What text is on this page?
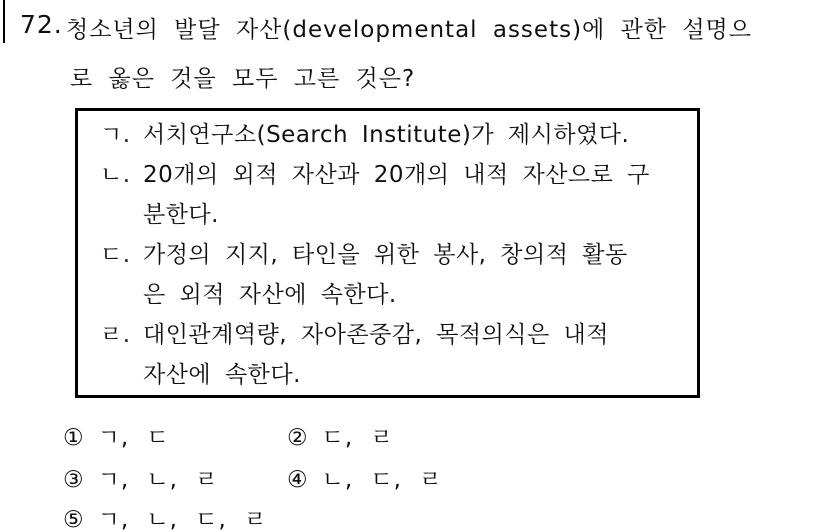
72. 청소년의 발달 자산(developmental assets)에 관한 설명으
로 옳은 것을 모두 고른 것은?
ㄱ. 서치연구소(Search Institute)가 제시하였다.
ㄴ. 20개의 외적 자산과 20개의 내적 자산으로 구
분한다.
ㄷ. 가정의 지지, 타인을 위한 봉사, 창의적 활동
은 외적 자산에 속한다.
ㄹ. 대인관계역량, 자아존중감, 목적의식은 내적
자산에 속한다.
① ㄱ, ㄷ	② ㄷ, ㄹ
③ ㄱ, ㄴ, ㄹ	④ ㄴ, ㄷ, ㄹ
⑤ ㄱ, ㄴ, ㄷ, ㄹ
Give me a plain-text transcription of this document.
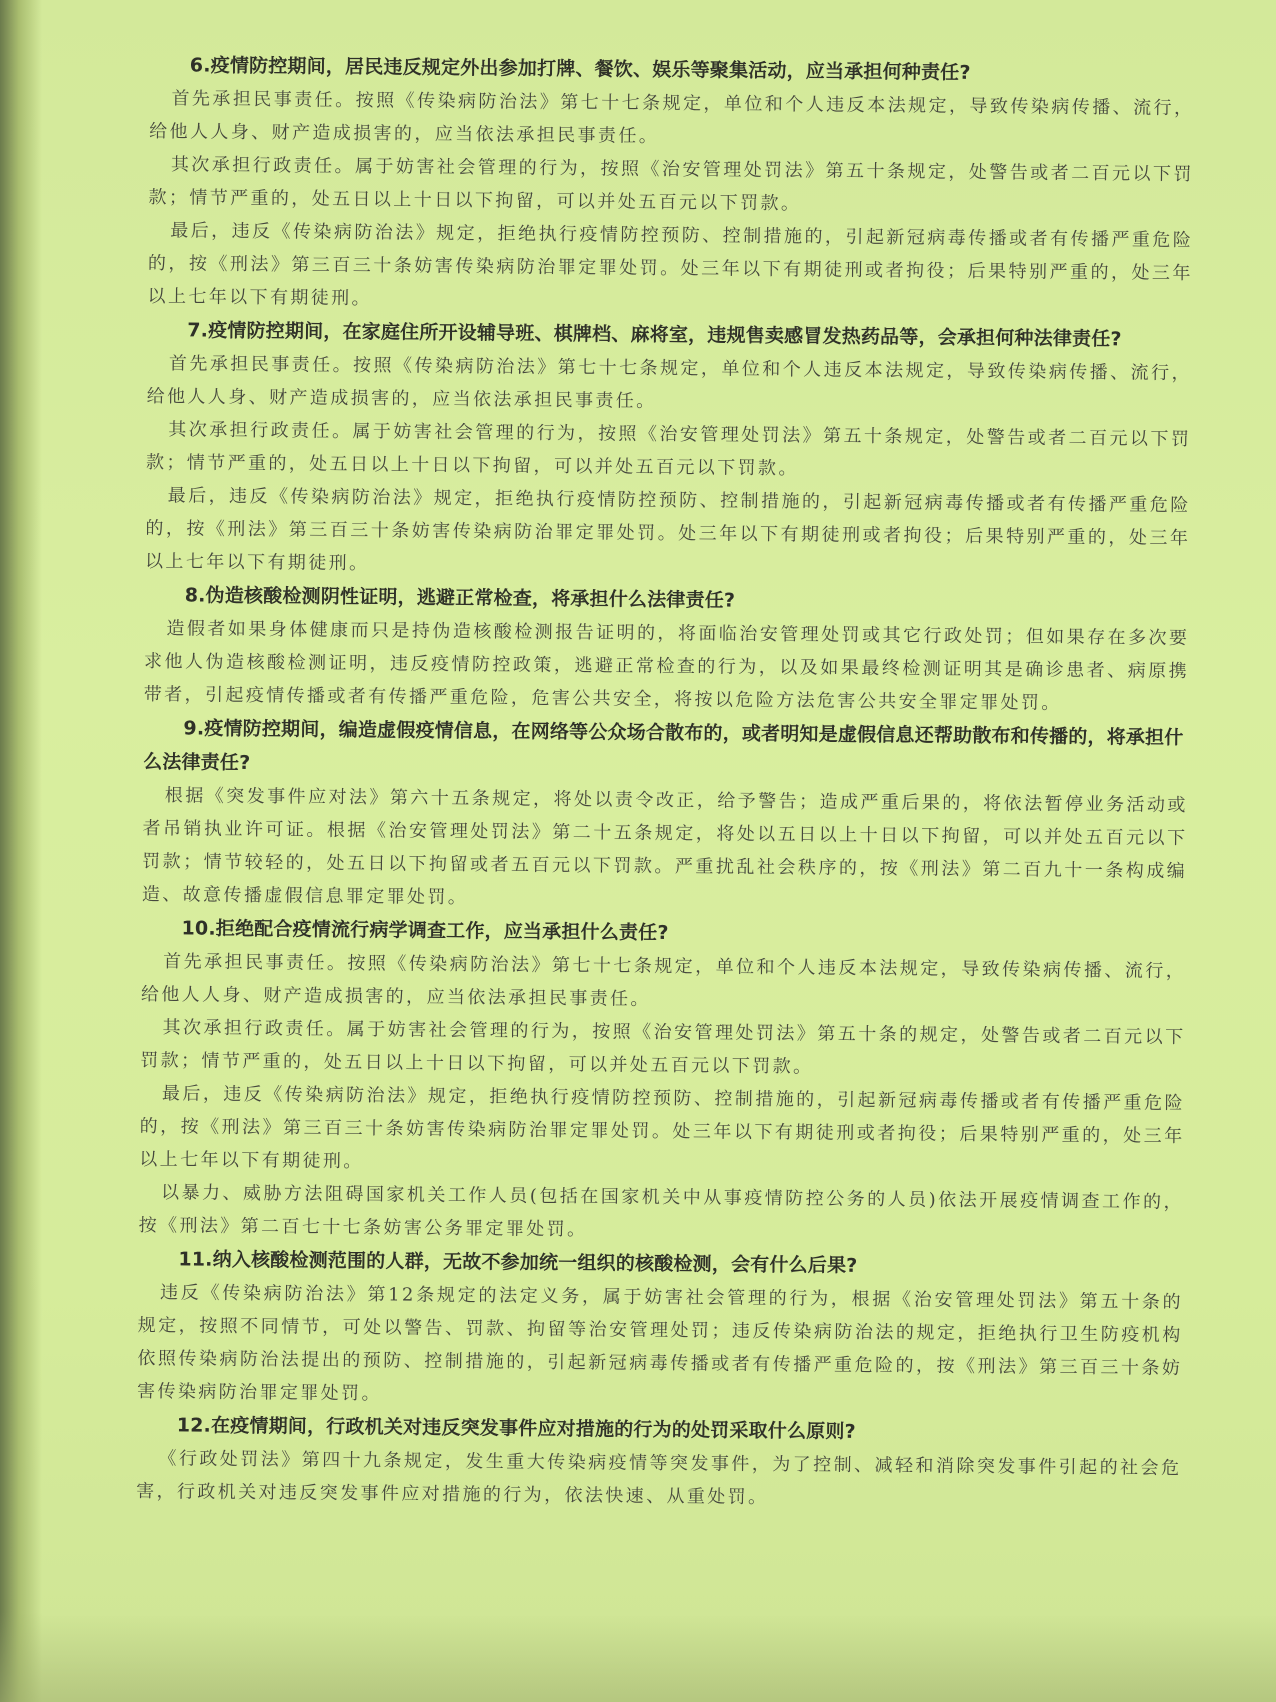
6.疫情防控期间，居民违反规定外出参加打牌、餐饮、娱乐等聚集活动，应当承担何种责任?

首先承担民事责任。按照《传染病防治法》第七十七条规定，单位和个人违反本法规定，导致传染病传播、流行，给他人人身、财产造成损害的，应当依法承担民事责任。

其次承担行政责任。属于妨害社会管理的行为，按照《治安管理处罚法》第五十条规定，处警告或者二百元以下罚款；情节严重的，处五日以上十日以下拘留，可以并处五百元以下罚款。

最后，违反《传染病防治法》规定，拒绝执行疫情防控预防、控制措施的，引起新冠病毒传播或者有传播严重危险的，按《刑法》第三百三十条妨害传染病防治罪定罪处罚。处三年以下有期徒刑或者拘役；后果特别严重的，处三年以上七年以下有期徒刑。

7.疫情防控期间，在家庭住所开设辅导班、棋牌档、麻将室，违规售卖感冒发热药品等，会承担何种法律责任?

首先承担民事责任。按照《传染病防治法》第七十七条规定，单位和个人违反本法规定，导致传染病传播、流行，给他人人身、财产造成损害的，应当依法承担民事责任。

其次承担行政责任。属于妨害社会管理的行为，按照《治安管理处罚法》第五十条规定，处警告或者二百元以下罚款；情节严重的，处五日以上十日以下拘留，可以并处五百元以下罚款。

最后，违反《传染病防治法》规定，拒绝执行疫情防控预防、控制措施的，引起新冠病毒传播或者有传播严重危险的，按《刑法》第三百三十条妨害传染病防治罪定罪处罚。处三年以下有期徒刑或者拘役；后果特别严重的，处三年以上七年以下有期徒刑。

8.伪造核酸检测阴性证明，逃避正常检查，将承担什么法律责任?

造假者如果身体健康而只是持伪造核酸检测报告证明的，将面临治安管理处罚或其它行政处罚；但如果存在多次要求他人伪造核酸检测证明，违反疫情防控政策，逃避正常检查的行为，以及如果最终检测证明其是确诊患者、病原携带者，引起疫情传播或者有传播严重危险，危害公共安全，将按以危险方法危害公共安全罪定罪处罚。

9.疫情防控期间，编造虚假疫情信息，在网络等公众场合散布的，或者明知是虚假信息还帮助散布和传播的，将承担什么法律责任?

根据《突发事件应对法》第六十五条规定，将处以责令改正，给予警告；造成严重后果的，将依法暂停业务活动或者吊销执业许可证。根据《治安管理处罚法》第二十五条规定，将处以五日以上十日以下拘留，可以并处五百元以下罚款；情节较轻的，处五日以下拘留或者五百元以下罚款。严重扰乱社会秩序的，按《刑法》第二百九十一条构成编造、故意传播虚假信息罪定罪处罚。

10.拒绝配合疫情流行病学调查工作，应当承担什么责任?

首先承担民事责任。按照《传染病防治法》第七十七条规定，单位和个人违反本法规定，导致传染病传播、流行，给他人人身、财产造成损害的，应当依法承担民事责任。

其次承担行政责任。属于妨害社会管理的行为，按照《治安管理处罚法》第五十条的规定，处警告或者二百元以下罚款；情节严重的，处五日以上十日以下拘留，可以并处五百元以下罚款。

最后，违反《传染病防治法》规定，拒绝执行疫情防控预防、控制措施的，引起新冠病毒传播或者有传播严重危险的，按《刑法》第三百三十条妨害传染病防治罪定罪处罚。处三年以下有期徒刑或者拘役；后果特别严重的，处三年以上七年以下有期徒刑。

以暴力、威胁方法阻碍国家机关工作人员(包括在国家机关中从事疫情防控公务的人员)依法开展疫情调查工作的，按《刑法》第二百七十七条妨害公务罪定罪处罚。

11.纳入核酸检测范围的人群，无故不参加统一组织的核酸检测，会有什么后果?

违反《传染病防治法》第12条规定的法定义务，属于妨害社会管理的行为，根据《治安管理处罚法》第五十条的规定，按照不同情节，可处以警告、罚款、拘留等治安管理处罚；违反传染病防治法的规定，拒绝执行卫生防疫机构依照传染病防治法提出的预防、控制措施的，引起新冠病毒传播或者有传播严重危险的，按《刑法》第三百三十条妨害传染病防治罪定罪处罚。

12.在疫情期间，行政机关对违反突发事件应对措施的行为的处罚采取什么原则?

《行政处罚法》第四十九条规定，发生重大传染病疫情等突发事件，为了控制、减轻和消除突发事件引起的社会危害，行政机关对违反突发事件应对措施的行为，依法快速、从重处罚。
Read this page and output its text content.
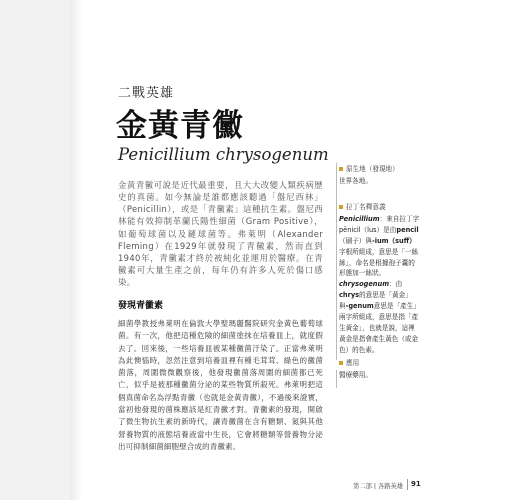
二戰英雄
金黃青黴
Penicillium chrysogenum
金黃青黴可說是近代最重要，且大大改變人類疾病歷史的真菌。如今無論是誰都應該聽過「盤尼西林」（Penicillin），或是「青黴素」這種抗生素。盤尼西林能有效抑制革蘭氏陽性細菌（Gram Positive），如葡萄球菌以及鏈球菌等。弗萊明（Alexander Fleming）在1929年就發現了青黴素，然而直到1940年，青黴素才終於被純化並運用於醫療。在青黴素可大量生產之前，每年仍有許多人死於傷口感染。
發現青黴素
細菌學教授弗萊明在倫敦大學聖瑪麗醫院研究金黃色葡萄球菌。有一次，他把這種危險的細菌塗抹在培養皿上，就度假去了。回來後，一些培養皿被某種黴菌汙染了。正當弗萊明為此懊惱時，忽然注意到培養皿裡有種毛茸茸、綠色的黴菌菌落，周圍微微觀察後，他發現黴菌落周圍的細菌都已死亡，似乎是被那種黴菌分泌的某些物質所殺死。弗萊明把這個真菌命名為浮點青黴（也就是金黃青黴），不過後來證實，當初他發現的菌株應該是紅青黴才對。青黴素的發現，開啟了微生物抗生素的新時代，讓青黴菌在含有糖類、氮與其他營養物質的液態培養液當中生長，它會將糖類等營養物分泌出可抑制細菌細胞壁合成的青黴素。
原生地（發現地）
世界各地。
拉丁名釋意義
Penicillium：來自拉丁字 pēnicil（lus）是由pencil（刷子）與-ium（suff）字根所組成，意思是「一絲絲」，命名是根據孢子囊的形態加一絲狀。chrysogenum：由chrys的意思是「黃金」與-genum意思是「產生」兩字所組成，意思是指「產生黃金」，也就是說，這裡黃金是指會產生黃色（或金色）的色素。
應用
醫療藥用。
第二部 | 各路英雄 91
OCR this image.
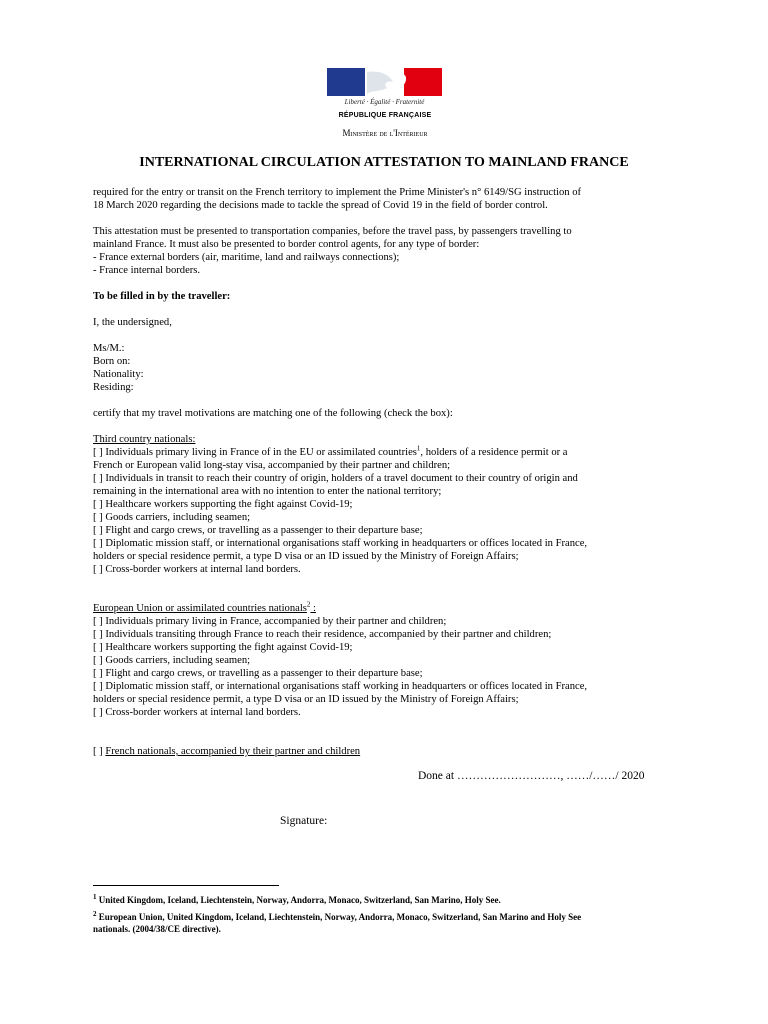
Liberté · Égalité · Fraternité
RÉPUBLIQUE FRANÇAISE
Ministère de l'Intérieur
INTERNATIONAL CIRCULATION ATTESTATION TO MAINLAND FRANCE
required for the entry or transit on the French territory to implement the Prime Minister's n° 6149/SG instruction of
18 March 2020 regarding the decisions made to tackle the spread of Covid 19 in the field of border control.
This attestation must be presented to transportation companies, before the travel pass, by passengers travelling to
mainland France. It must also be presented to border control agents, for any type of border:
- France external borders (air, maritime, land and railways connections);
- France internal borders.
To be filled in by the traveller:
I, the undersigned,
Ms/M.:
Born on:
Nationality:
Residing:
certify that my travel motivations are matching one of the following (check the box):
Third country nationals:
[ ] Individuals primary living in France of in the EU or assimilated countries$^1$, holders of a residence permit or a
French or European valid long-stay visa, accompanied by their partner and children;
[ ] Individuals in transit to reach their country of origin, holders of a travel document to their country of origin and
remaining in the international area with no intention to enter the national territory;
[ ] Healthcare workers supporting the fight against Covid-19;
[ ] Goods carriers, including seamen;
[ ] Flight and cargo crews, or travelling as a passenger to their departure base;
[ ] Diplomatic mission staff, or international organisations staff working in headquarters or offices located in France,
holders or special residence permit, a type D visa or an ID issued by the Ministry of Foreign Affairs;
[ ] Cross-border workers at internal land borders.
European Union or assimilated countries nationals$^2$ :
[ ] Individuals primary living in France, accompanied by their partner and children;
[ ] Individuals transiting through France to reach their residence, accompanied by their partner and children;
[ ] Healthcare workers supporting the fight against Covid-19;
[ ] Goods carriers, including seamen;
[ ] Flight and cargo crews, or travelling as a passenger to their departure base;
[ ] Diplomatic mission staff, or international organisations staff working in headquarters or offices located in France,
holders or special residence permit, a type D visa or an ID issued by the Ministry of Foreign Affairs;
[ ] Cross-border workers at internal land borders.
[ ] French nationals, accompanied by their partner and children
Done at ………………………, ……/……/ 2020
Signature:
$^1$ United Kingdom, Iceland, Liechtenstein, Norway, Andorra, Monaco, Switzerland, San Marino, Holy See.
$^2$ European Union, United Kingdom, Iceland, Liechtenstein, Norway, Andorra, Monaco, Switzerland, San Marino and Holy See
nationals. (2004/38/CE directive).
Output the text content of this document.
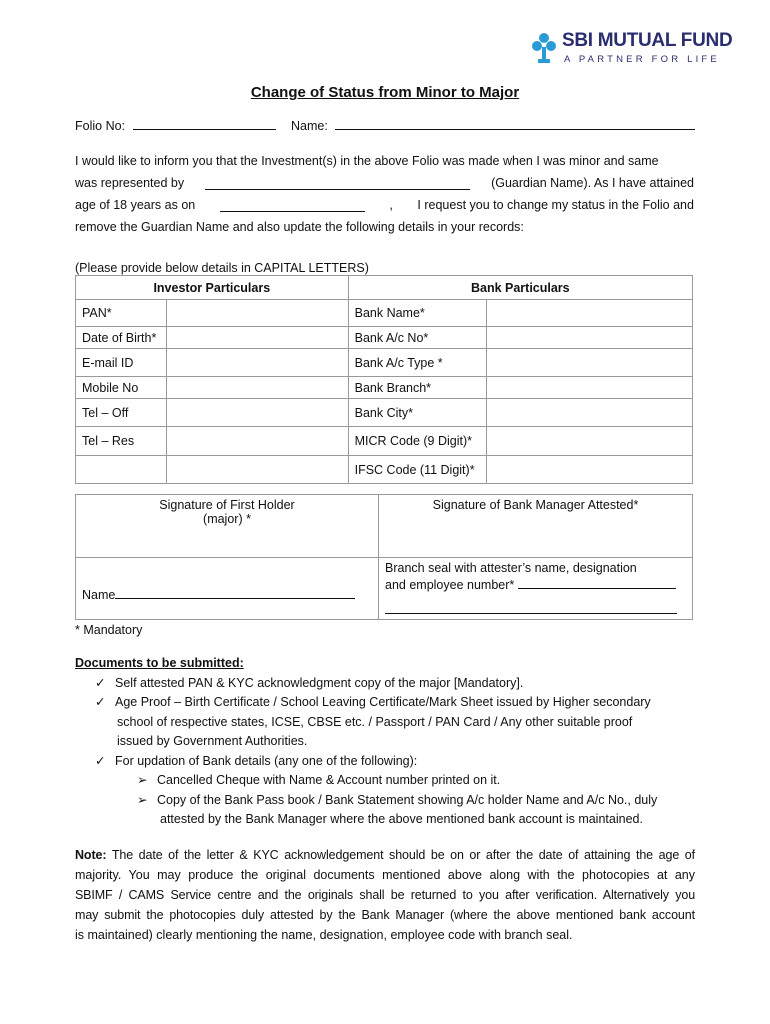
SBI MUTUAL FUND
A PARTNER FOR LIFE
Change of Status from Minor to Major
Folio No:	Name:
I would like to inform you that the Investment(s) in the above Folio was made when I was minor and same
was represented by	(Guardian Name). As I have attained
age of 18 years as on	, I request you to change my status in the Folio and
remove the Guardian Name and also update the following details in your records:
(Please provide below details in CAPITAL LETTERS)
Investor Particulars		Bank Particulars	
PAN*		Bank Name*	
Date of Birth*		Bank A/c No*	
E-mail ID		Bank A/c Type *	
Mobile No		Bank Branch*	
Tel – Off		Bank City*	
Tel – Res		MICR Code (9 Digit)*	
		IFSC Code (11 Digit)*	
Signature of First Holder
(major) *	Signature of Bank Manager Attested*
Name	Branch seal with attester’s name, designation
and employee number*
* Mandatory
Documents to be submitted:
✓ Self attested PAN & KYC acknowledgment copy of the major [Mandatory].
✓ Age Proof – Birth Certificate / School Leaving Certificate/Mark Sheet issued by Higher secondary
school of respective states, ICSE, CBSE etc. / Passport / PAN Card / Any other suitable proof
issued by Government Authorities.
✓ For updation of Bank details (any one of the following):
➢ Cancelled Cheque with Name & Account number printed on it.
➢ Copy of the Bank Pass book / Bank Statement showing A/c holder Name and A/c No., duly
attested by the Bank Manager where the above mentioned bank account is maintained.
Note: The date of the letter & KYC acknowledgement should be on or after the date of attaining the age of
majority. You may produce the original documents mentioned above along with the photocopies at any
SBIMF / CAMS Service centre and the originals shall be returned to you after verification. Alternatively you
may submit the photocopies duly attested by the Bank Manager (where the above mentioned bank account
is maintained) clearly mentioning the name, designation, employee code with branch seal.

● WHAT YOU SHOULD DO
From the listing above, copy every line that holds the string "Digit".

● TASK RESULT
Tel – Res		MICR Code (9 Digit)*	
		IFSC Code (11 Digit)*	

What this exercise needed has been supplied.